* DATASET EXTRACT *

BEGIN

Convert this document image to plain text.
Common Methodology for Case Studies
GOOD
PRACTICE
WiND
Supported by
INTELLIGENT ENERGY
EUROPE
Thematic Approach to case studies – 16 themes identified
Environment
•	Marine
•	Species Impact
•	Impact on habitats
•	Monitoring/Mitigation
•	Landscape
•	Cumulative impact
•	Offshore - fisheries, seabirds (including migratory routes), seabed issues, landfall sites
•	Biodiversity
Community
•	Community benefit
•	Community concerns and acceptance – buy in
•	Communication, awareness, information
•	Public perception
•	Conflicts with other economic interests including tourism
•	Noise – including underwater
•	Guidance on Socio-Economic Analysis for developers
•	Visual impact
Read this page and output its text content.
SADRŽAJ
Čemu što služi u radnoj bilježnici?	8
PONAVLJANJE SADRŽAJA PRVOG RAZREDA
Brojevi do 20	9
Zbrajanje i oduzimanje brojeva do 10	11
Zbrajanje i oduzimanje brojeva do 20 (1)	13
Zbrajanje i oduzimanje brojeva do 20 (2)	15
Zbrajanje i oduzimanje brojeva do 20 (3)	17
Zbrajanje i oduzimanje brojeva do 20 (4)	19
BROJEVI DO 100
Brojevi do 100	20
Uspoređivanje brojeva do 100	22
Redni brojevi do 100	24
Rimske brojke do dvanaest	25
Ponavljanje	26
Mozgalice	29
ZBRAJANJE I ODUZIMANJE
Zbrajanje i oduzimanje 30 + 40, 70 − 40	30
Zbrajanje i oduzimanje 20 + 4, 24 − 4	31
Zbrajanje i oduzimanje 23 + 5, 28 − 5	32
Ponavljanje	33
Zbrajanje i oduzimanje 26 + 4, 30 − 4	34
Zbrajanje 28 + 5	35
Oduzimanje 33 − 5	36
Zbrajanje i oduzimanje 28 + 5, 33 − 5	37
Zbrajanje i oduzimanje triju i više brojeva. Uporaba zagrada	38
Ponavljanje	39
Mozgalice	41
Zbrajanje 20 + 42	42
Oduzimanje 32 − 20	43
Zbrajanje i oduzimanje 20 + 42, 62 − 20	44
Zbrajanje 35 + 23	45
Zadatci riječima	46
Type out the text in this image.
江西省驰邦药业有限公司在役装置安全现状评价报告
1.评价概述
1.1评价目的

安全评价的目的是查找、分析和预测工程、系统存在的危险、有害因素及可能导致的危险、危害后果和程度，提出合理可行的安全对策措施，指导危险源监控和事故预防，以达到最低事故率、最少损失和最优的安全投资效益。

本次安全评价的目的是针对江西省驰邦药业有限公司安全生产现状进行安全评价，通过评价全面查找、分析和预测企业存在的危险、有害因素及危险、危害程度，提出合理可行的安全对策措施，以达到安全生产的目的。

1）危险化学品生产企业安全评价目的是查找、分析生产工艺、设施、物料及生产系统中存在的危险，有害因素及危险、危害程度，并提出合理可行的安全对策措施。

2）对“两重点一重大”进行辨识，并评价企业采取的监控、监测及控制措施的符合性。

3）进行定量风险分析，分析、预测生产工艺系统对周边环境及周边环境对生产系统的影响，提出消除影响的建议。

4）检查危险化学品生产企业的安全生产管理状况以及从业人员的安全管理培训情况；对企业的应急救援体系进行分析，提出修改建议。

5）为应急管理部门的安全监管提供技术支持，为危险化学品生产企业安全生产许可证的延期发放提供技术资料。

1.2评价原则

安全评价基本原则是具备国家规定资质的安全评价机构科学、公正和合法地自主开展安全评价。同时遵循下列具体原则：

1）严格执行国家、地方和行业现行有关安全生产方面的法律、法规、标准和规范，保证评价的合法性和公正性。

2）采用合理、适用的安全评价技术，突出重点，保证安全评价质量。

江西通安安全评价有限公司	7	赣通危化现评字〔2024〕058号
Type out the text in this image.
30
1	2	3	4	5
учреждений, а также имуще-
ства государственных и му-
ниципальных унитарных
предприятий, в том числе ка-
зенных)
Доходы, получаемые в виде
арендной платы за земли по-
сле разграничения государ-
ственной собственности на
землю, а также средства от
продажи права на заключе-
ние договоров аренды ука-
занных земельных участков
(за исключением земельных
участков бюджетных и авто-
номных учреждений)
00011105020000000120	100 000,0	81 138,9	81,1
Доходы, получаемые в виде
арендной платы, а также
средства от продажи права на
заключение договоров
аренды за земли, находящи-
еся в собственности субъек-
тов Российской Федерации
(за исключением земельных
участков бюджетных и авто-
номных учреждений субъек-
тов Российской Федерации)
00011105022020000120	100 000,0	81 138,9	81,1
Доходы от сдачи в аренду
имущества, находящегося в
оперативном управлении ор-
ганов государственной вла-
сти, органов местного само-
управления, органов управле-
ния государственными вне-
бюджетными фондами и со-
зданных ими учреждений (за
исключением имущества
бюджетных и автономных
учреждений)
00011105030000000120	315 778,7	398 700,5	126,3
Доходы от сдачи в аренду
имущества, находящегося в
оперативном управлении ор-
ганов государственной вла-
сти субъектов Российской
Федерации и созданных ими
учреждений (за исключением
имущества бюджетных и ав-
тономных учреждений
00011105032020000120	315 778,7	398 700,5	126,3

END

* TASK TO COMPLETE *
Quote all the records exactly, please, leaving none out.

* ANSWER *
Convert this document image to plain text.
Common Methodology for Case Studies
GOOD
PRACTICE
WiND
Supported by
INTELLIGENT ENERGY
EUROPE
Thematic Approach to case studies – 16 themes identified
Environment
•	Marine
•	Species Impact
•	Impact on habitats
•	Monitoring/Mitigation
•	Landscape
•	Cumulative impact
•	Offshore - fisheries, seabirds (including migratory routes), seabed issues, landfall sites
•	Biodiversity
Community
•	Community benefit
•	Community concerns and acceptance – buy in
•	Communication, awareness, information
•	Public perception
•	Conflicts with other economic interests including tourism
•	Noise – including underwater
•	Guidance on Socio-Economic Analysis for developers
•	Visual impact
Read this page and output its text content.
SADRŽAJ
Čemu što služi u radnoj bilježnici?	8
PONAVLJANJE SADRŽAJA PRVOG RAZREDA
Brojevi do 20	9
Zbrajanje i oduzimanje brojeva do 10	11
Zbrajanje i oduzimanje brojeva do 20 (1)	13
Zbrajanje i oduzimanje brojeva do 20 (2)	15
Zbrajanje i oduzimanje brojeva do 20 (3)	17
Zbrajanje i oduzimanje brojeva do 20 (4)	19
BROJEVI DO 100
Brojevi do 100	20
Uspoređivanje brojeva do 100	22
Redni brojevi do 100	24
Rimske brojke do dvanaest	25
Ponavljanje	26
Mozgalice	29
ZBRAJANJE I ODUZIMANJE
Zbrajanje i oduzimanje 30 + 40, 70 − 40	30
Zbrajanje i oduzimanje 20 + 4, 24 − 4	31
Zbrajanje i oduzimanje 23 + 5, 28 − 5	32
Ponavljanje	33
Zbrajanje i oduzimanje 26 + 4, 30 − 4	34
Zbrajanje 28 + 5	35
Oduzimanje 33 − 5	36
Zbrajanje i oduzimanje 28 + 5, 33 − 5	37
Zbrajanje i oduzimanje triju i više brojeva. Uporaba zagrada	38
Ponavljanje	39
Mozgalice	41
Zbrajanje 20 + 42	42
Oduzimanje 32 − 20	43
Zbrajanje i oduzimanje 20 + 42, 62 − 20	44
Zbrajanje 35 + 23	45
Zadatci riječima	46
Type out the text in this image.
江西省驰邦药业有限公司在役装置安全现状评价报告
1.评价概述
1.1评价目的

安全评价的目的是查找、分析和预测工程、系统存在的危险、有害因素及可能导致的危险、危害后果和程度，提出合理可行的安全对策措施，指导危险源监控和事故预防，以达到最低事故率、最少损失和最优的安全投资效益。

本次安全评价的目的是针对江西省驰邦药业有限公司安全生产现状进行安全评价，通过评价全面查找、分析和预测企业存在的危险、有害因素及危险、危害程度，提出合理可行的安全对策措施，以达到安全生产的目的。

1）危险化学品生产企业安全评价目的是查找、分析生产工艺、设施、物料及生产系统中存在的危险，有害因素及危险、危害程度，并提出合理可行的安全对策措施。

2）对“两重点一重大”进行辨识，并评价企业采取的监控、监测及控制措施的符合性。

3）进行定量风险分析，分析、预测生产工艺系统对周边环境及周边环境对生产系统的影响，提出消除影响的建议。

4）检查危险化学品生产企业的安全生产管理状况以及从业人员的安全管理培训情况；对企业的应急救援体系进行分析，提出修改建议。

5）为应急管理部门的安全监管提供技术支持，为危险化学品生产企业安全生产许可证的延期发放提供技术资料。

1.2评价原则

安全评价基本原则是具备国家规定资质的安全评价机构科学、公正和合法地自主开展安全评价。同时遵循下列具体原则：

1）严格执行国家、地方和行业现行有关安全生产方面的法律、法规、标准和规范，保证评价的合法性和公正性。

2）采用合理、适用的安全评价技术，突出重点，保证安全评价质量。

江西通安安全评价有限公司	7	赣通危化现评字〔2024〕058号
Type out the text in this image.
30
1	2	3	4	5
учреждений, а также имуще-
ства государственных и му-
ниципальных унитарных
предприятий, в том числе ка-
зенных)
Доходы, получаемые в виде
арендной платы за земли по-
сле разграничения государ-
ственной собственности на
землю, а также средства от
продажи права на заключе-
ние договоров аренды ука-
занных земельных участков
(за исключением земельных
участков бюджетных и авто-
номных учреждений)
00011105020000000120	100 000,0	81 138,9	81,1
Доходы, получаемые в виде
арендной платы, а также
средства от продажи права на
заключение договоров
аренды за земли, находящи-
еся в собственности субъек-
тов Российской Федерации
(за исключением земельных
участков бюджетных и авто-
номных учреждений субъек-
тов Российской Федерации)
00011105022020000120	100 000,0	81 138,9	81,1
Доходы от сдачи в аренду
имущества, находящегося в
оперативном управлении ор-
ганов государственной вла-
сти, органов местного само-
управления, органов управле-
ния государственными вне-
бюджетными фондами и со-
зданных ими учреждений (за
исключением имущества
бюджетных и автономных
учреждений)
00011105030000000120	315 778,7	398 700,5	126,3
Доходы от сдачи в аренду
имущества, находящегося в
оперативном управлении ор-
ганов государственной вла-
сти субъектов Российской
Федерации и созданных ими
учреждений (за исключением
имущества бюджетных и ав-
тономных учреждений
00011105032020000120	315 778,7	398 700,5	126,3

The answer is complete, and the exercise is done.